ITEMS.
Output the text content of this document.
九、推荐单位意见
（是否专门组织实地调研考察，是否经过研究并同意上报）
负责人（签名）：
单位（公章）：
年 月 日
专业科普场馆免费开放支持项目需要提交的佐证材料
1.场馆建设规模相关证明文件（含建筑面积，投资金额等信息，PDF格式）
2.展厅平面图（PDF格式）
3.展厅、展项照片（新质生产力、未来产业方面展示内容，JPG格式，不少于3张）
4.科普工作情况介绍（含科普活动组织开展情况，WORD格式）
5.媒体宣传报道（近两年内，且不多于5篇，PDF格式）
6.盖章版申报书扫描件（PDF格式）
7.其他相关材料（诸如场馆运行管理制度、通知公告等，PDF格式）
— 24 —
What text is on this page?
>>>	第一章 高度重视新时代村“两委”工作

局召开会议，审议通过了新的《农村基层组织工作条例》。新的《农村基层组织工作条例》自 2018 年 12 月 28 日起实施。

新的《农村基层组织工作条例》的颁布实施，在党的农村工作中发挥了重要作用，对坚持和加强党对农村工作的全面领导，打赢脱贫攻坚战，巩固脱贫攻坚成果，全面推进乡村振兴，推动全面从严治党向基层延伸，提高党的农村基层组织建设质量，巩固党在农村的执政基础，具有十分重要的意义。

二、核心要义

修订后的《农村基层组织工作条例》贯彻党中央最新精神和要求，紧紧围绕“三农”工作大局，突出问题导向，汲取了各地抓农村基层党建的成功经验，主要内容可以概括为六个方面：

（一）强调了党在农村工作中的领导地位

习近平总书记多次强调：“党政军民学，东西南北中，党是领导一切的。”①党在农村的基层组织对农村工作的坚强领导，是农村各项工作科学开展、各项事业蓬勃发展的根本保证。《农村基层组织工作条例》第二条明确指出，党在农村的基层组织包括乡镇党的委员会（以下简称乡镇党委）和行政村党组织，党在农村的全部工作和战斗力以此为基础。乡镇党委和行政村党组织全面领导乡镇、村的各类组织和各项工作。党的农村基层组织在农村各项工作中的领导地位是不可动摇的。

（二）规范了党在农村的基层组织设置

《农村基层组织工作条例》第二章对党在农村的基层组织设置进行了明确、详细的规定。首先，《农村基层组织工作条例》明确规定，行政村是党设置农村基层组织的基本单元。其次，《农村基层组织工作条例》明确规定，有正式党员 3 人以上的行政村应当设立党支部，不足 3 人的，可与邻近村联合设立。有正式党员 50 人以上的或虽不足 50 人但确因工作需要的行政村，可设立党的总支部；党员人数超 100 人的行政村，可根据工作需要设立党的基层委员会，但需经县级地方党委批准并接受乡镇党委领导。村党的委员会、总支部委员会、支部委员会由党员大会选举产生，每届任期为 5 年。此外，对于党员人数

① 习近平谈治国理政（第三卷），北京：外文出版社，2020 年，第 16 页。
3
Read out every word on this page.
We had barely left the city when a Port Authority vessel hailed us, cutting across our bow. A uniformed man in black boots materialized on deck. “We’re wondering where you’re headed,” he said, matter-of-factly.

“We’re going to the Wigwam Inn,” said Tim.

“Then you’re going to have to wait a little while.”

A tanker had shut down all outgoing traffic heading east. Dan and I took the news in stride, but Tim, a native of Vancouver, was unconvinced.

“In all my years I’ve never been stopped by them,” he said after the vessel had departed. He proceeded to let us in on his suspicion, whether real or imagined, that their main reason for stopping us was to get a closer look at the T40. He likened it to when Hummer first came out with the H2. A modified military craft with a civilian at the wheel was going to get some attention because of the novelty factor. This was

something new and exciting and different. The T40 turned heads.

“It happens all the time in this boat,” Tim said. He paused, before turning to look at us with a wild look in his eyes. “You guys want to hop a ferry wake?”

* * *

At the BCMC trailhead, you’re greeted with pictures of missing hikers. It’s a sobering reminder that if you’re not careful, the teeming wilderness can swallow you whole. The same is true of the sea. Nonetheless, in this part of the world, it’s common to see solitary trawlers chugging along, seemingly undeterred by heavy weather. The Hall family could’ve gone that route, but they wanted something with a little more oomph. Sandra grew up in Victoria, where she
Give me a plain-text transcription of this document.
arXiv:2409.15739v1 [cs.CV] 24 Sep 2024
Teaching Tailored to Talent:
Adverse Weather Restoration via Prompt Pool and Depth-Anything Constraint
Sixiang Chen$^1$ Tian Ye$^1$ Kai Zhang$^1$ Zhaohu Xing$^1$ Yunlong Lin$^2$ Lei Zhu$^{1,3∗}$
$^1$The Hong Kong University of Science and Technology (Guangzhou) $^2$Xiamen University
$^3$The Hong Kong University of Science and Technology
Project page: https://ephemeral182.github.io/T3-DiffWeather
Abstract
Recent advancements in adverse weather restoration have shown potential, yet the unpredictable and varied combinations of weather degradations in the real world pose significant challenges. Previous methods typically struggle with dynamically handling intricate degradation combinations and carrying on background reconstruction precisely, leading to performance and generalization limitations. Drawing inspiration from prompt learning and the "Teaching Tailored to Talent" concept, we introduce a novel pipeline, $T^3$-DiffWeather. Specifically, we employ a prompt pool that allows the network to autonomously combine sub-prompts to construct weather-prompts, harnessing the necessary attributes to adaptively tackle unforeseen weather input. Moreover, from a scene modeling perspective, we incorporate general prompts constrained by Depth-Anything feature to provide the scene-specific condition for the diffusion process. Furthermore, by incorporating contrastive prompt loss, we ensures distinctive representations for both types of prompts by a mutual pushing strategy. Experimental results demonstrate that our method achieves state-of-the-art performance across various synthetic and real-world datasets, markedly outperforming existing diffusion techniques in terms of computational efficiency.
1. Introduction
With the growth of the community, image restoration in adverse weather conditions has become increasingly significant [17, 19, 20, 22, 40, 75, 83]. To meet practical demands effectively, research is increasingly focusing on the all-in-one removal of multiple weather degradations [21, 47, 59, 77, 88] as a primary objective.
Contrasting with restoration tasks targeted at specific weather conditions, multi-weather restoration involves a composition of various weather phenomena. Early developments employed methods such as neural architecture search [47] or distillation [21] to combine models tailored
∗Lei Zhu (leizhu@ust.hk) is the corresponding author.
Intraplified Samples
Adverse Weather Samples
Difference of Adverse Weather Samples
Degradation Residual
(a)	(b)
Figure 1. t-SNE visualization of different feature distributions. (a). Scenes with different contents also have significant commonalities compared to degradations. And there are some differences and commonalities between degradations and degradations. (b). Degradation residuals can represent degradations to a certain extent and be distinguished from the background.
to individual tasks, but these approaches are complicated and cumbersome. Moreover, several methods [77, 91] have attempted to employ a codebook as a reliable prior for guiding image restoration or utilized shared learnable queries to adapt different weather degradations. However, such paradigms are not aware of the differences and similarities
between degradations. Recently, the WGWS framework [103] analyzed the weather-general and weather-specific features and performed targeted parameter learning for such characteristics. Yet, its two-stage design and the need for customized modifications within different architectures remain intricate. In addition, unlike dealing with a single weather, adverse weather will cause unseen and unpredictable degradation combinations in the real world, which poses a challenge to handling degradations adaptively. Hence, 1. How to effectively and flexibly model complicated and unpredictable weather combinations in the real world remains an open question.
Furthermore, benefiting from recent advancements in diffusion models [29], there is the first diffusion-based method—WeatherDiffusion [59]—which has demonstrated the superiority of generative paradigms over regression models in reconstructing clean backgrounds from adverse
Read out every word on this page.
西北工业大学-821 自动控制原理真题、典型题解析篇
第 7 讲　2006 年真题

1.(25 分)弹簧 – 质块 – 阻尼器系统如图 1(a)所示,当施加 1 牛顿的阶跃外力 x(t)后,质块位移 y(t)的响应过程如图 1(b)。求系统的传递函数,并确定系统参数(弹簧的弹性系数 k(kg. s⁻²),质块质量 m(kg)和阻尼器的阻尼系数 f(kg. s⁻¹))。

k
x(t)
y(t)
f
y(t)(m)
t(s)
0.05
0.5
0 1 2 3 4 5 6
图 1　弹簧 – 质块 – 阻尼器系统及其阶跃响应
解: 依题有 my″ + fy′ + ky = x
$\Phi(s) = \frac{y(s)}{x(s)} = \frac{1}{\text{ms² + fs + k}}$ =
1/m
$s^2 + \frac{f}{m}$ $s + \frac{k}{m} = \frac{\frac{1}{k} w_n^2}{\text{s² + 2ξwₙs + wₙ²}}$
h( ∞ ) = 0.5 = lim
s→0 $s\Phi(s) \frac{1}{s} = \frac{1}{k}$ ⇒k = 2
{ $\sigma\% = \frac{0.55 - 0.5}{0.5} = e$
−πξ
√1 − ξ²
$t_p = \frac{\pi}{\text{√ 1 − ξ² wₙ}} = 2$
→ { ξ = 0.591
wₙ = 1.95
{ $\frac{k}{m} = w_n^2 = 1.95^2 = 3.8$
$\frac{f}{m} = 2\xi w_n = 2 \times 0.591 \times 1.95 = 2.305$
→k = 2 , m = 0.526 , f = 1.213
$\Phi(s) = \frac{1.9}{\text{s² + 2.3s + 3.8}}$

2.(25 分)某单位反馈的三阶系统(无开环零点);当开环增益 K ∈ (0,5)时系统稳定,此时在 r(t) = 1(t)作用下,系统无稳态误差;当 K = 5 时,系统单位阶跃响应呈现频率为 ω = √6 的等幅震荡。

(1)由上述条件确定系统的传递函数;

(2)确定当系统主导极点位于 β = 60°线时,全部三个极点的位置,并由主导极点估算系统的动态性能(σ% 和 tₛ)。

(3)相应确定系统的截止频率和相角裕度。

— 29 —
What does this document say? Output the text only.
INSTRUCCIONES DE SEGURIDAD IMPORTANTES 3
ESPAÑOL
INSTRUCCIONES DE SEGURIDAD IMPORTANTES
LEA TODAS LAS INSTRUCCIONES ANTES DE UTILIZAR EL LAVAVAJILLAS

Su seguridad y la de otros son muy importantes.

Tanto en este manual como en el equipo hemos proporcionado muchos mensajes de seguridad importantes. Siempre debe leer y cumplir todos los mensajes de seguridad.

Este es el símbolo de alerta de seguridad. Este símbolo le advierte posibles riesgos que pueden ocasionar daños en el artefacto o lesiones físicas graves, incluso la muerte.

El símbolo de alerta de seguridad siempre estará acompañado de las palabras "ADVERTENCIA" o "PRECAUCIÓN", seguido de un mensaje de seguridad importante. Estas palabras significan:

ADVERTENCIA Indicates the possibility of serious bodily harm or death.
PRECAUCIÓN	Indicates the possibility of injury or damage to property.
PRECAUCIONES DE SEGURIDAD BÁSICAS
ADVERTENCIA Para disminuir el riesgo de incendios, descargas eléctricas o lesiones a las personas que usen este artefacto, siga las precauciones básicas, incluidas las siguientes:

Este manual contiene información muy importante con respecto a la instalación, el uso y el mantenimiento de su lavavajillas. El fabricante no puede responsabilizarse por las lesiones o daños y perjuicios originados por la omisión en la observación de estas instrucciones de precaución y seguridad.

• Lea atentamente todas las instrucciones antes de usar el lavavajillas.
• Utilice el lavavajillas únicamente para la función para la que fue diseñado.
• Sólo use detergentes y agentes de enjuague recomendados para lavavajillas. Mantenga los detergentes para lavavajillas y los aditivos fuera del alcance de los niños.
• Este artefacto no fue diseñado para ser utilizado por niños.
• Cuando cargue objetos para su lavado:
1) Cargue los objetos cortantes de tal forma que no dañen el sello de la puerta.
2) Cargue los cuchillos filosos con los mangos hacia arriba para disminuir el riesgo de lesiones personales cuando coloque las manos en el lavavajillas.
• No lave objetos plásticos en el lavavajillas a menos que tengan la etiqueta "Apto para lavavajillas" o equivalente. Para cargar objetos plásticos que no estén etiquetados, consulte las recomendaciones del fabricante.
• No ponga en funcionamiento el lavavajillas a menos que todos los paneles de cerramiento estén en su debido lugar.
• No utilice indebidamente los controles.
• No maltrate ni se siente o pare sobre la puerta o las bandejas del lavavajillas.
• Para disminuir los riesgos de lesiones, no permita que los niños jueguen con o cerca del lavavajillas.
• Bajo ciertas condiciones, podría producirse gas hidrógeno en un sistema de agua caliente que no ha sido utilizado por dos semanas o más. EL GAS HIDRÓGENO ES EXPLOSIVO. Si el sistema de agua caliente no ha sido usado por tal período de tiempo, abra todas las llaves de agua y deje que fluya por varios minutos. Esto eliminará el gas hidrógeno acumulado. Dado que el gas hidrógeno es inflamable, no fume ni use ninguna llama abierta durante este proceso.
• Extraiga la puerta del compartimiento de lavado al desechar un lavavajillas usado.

WHAT THE TASK REQUIRES. Find the word "objetos" in the records and pull out each line that has it.

FINAL RESULT.
• Cuando cargue objetos para su lavado:
1) Cargue los objetos cortantes de tal forma que no dañen el sello de la puerta.
• No lave objetos plásticos en el lavavajillas a menos que tengan la etiqueta "Apto para lavavajillas" o equivalente. Para cargar objetos plásticos que no estén etiquetados, consulte las recomendaciones del fabricante.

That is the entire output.